[Aim of the task]:
Determine which lines contain the word "text", then copy those lines.

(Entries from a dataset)
▽

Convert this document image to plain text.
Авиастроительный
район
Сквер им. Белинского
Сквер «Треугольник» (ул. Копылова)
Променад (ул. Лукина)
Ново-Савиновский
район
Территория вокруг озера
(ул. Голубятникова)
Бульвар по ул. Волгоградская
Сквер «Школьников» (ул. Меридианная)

△
▽

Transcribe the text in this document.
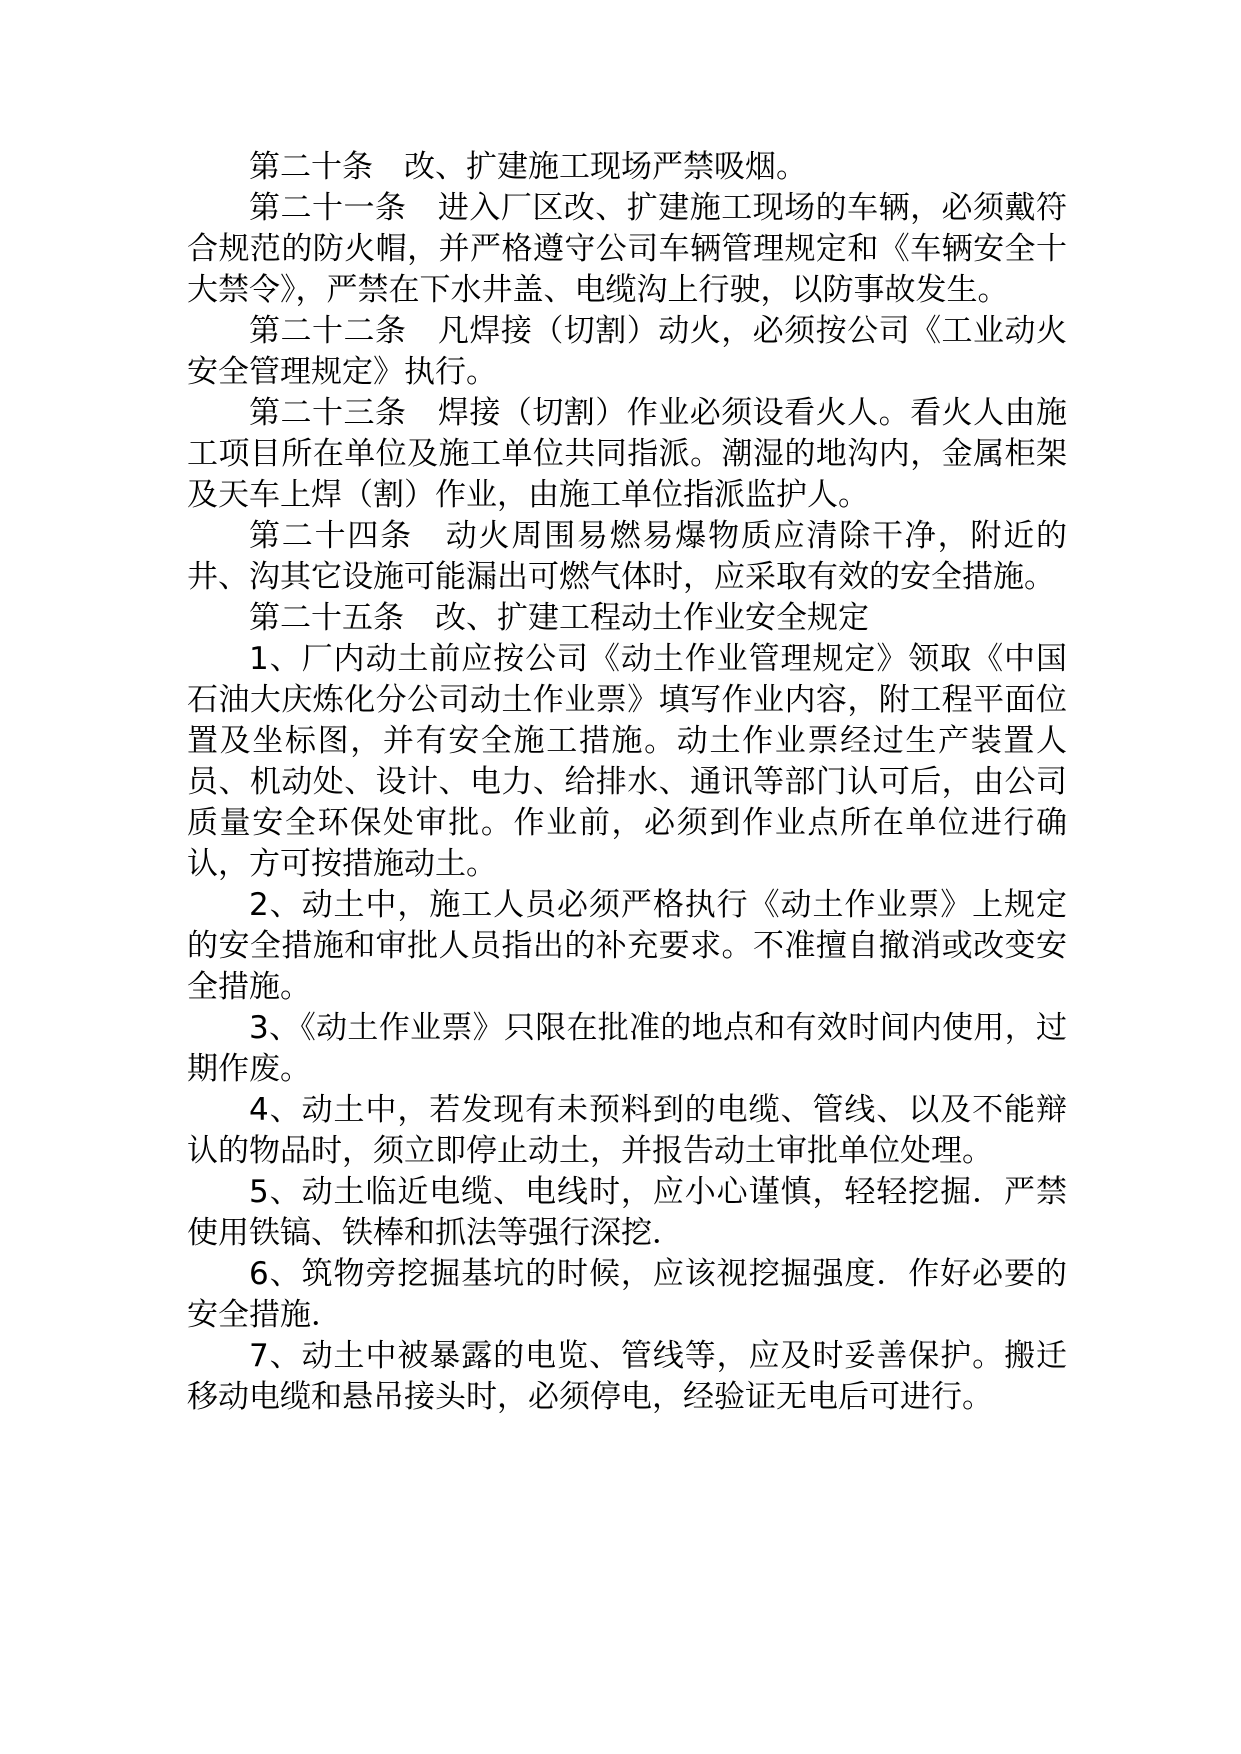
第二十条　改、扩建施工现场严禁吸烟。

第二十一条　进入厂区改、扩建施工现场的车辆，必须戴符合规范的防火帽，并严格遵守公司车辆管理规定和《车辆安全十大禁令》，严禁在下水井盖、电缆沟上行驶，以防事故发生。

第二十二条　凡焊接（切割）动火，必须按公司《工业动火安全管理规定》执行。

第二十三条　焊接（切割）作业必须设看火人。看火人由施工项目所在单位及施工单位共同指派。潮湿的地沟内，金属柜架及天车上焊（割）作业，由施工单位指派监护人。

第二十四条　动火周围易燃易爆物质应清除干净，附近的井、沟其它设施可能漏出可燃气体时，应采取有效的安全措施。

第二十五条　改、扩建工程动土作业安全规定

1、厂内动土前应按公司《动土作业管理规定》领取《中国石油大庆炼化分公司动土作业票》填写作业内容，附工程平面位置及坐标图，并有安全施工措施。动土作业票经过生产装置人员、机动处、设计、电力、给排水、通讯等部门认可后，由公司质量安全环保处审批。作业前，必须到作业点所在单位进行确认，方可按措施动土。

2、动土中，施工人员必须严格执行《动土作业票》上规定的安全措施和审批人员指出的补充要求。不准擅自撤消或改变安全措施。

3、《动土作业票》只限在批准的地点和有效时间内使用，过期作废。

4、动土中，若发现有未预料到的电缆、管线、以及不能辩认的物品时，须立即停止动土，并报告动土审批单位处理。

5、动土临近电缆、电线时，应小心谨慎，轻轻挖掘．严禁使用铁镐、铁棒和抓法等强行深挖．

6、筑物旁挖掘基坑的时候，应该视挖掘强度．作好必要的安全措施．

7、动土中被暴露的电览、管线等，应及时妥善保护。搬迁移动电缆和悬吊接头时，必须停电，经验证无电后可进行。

△
▽

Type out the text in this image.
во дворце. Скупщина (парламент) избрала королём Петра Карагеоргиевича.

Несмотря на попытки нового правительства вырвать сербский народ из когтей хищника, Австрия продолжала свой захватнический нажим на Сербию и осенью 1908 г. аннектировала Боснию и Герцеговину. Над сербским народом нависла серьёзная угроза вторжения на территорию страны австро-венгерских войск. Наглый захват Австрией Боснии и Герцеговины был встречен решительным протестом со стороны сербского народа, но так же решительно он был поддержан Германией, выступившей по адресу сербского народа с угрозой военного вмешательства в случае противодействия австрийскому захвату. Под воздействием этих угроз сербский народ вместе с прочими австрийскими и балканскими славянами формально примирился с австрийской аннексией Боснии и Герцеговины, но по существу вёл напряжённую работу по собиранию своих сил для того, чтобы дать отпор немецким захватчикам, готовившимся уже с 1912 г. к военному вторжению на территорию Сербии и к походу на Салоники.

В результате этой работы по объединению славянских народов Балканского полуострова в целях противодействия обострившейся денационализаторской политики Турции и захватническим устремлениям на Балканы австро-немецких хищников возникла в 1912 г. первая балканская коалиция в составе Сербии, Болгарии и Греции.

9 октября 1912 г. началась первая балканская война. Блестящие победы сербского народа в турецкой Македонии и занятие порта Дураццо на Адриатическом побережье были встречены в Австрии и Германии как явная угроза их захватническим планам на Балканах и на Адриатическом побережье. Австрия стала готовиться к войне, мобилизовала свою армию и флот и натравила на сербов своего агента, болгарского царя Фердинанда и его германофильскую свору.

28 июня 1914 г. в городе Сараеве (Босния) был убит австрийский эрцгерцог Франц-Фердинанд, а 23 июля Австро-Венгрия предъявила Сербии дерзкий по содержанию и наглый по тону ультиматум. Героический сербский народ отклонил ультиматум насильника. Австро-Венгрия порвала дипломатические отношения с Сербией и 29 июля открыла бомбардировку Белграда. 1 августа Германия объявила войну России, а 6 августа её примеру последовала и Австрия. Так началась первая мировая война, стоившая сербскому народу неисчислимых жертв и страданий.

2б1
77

△

[Expected answer]:
Convert this document image to plain text.
Transcribe the text in this document.
Type out the text in this image.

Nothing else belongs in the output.